▼

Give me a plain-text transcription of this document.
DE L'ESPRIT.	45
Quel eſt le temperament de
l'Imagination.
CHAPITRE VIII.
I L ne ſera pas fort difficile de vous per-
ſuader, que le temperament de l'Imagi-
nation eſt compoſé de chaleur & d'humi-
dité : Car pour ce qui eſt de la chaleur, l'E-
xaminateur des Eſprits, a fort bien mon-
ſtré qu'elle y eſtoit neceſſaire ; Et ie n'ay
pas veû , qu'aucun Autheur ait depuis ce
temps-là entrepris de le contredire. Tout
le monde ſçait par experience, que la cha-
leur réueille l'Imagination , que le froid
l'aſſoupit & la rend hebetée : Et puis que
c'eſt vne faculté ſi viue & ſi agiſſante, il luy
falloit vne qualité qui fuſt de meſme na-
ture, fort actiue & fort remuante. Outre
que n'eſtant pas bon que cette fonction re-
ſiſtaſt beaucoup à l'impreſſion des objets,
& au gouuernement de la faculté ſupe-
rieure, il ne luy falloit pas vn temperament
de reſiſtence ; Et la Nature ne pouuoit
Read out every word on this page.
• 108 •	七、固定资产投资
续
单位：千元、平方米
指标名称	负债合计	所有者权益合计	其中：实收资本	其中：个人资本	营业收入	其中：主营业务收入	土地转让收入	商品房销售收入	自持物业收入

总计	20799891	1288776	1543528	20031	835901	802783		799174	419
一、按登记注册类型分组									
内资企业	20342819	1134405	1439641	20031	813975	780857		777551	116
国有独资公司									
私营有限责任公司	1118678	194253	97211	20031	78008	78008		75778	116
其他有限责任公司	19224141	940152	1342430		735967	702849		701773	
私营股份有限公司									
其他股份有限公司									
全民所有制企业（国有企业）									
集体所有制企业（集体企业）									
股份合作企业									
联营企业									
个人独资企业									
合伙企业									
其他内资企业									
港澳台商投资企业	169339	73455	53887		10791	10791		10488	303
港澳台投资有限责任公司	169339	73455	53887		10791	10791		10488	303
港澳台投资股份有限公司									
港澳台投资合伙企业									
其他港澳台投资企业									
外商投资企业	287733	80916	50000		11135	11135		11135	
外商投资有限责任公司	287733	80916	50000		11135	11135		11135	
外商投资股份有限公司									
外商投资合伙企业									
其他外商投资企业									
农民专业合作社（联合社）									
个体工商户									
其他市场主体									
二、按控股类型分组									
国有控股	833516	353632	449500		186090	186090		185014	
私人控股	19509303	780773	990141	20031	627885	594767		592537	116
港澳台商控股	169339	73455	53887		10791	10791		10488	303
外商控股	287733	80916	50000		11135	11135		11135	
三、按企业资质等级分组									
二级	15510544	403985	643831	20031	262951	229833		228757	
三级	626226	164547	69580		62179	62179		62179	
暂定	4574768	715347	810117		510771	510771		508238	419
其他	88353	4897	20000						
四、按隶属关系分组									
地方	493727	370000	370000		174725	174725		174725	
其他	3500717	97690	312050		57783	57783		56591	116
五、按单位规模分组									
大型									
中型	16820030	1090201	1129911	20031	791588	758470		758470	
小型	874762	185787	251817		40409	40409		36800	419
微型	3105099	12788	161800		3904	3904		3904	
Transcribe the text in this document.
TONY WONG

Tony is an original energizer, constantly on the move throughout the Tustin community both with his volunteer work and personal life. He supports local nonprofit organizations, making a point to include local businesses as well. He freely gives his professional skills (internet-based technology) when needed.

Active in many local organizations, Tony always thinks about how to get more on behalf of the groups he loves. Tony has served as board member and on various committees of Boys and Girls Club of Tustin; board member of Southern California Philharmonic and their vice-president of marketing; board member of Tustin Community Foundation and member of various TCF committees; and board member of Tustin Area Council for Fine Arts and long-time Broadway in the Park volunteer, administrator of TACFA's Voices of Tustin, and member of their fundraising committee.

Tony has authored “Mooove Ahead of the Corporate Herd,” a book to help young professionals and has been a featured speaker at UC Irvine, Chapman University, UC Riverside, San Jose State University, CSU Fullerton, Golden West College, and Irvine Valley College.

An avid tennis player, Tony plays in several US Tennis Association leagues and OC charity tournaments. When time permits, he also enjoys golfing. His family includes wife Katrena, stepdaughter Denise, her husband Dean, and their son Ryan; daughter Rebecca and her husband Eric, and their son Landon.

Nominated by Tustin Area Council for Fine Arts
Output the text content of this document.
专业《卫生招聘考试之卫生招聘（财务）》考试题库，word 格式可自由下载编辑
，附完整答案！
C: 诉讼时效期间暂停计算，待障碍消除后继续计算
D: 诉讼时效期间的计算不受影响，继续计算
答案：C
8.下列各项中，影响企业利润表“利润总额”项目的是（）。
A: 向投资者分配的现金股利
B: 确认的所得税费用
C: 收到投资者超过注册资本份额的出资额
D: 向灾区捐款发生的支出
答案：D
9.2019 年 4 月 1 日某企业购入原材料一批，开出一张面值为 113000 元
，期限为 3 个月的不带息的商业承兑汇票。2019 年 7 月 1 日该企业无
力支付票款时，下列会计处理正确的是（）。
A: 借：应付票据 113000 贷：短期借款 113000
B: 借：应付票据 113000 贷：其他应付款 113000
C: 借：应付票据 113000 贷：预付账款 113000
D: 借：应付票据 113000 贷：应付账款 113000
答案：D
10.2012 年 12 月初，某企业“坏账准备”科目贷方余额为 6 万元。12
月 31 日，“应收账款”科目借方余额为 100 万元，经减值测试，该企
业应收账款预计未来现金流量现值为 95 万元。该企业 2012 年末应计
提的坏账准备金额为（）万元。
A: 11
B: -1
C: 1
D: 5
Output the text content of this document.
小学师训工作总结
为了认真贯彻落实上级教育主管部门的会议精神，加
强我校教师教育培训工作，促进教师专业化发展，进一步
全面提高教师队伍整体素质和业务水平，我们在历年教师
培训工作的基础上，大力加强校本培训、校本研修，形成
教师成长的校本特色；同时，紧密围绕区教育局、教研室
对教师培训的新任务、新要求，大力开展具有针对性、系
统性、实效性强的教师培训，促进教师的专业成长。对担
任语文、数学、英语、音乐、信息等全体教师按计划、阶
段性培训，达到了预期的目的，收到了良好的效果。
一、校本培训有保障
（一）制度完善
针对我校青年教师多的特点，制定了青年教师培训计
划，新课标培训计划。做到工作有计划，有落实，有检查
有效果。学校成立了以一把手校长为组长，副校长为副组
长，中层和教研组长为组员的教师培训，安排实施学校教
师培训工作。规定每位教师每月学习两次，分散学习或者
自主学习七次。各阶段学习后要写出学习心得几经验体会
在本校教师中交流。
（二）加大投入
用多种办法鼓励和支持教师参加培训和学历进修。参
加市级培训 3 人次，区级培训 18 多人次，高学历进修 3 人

▲

Give the number of lines in the records that contain the string "fort", with no other output.

3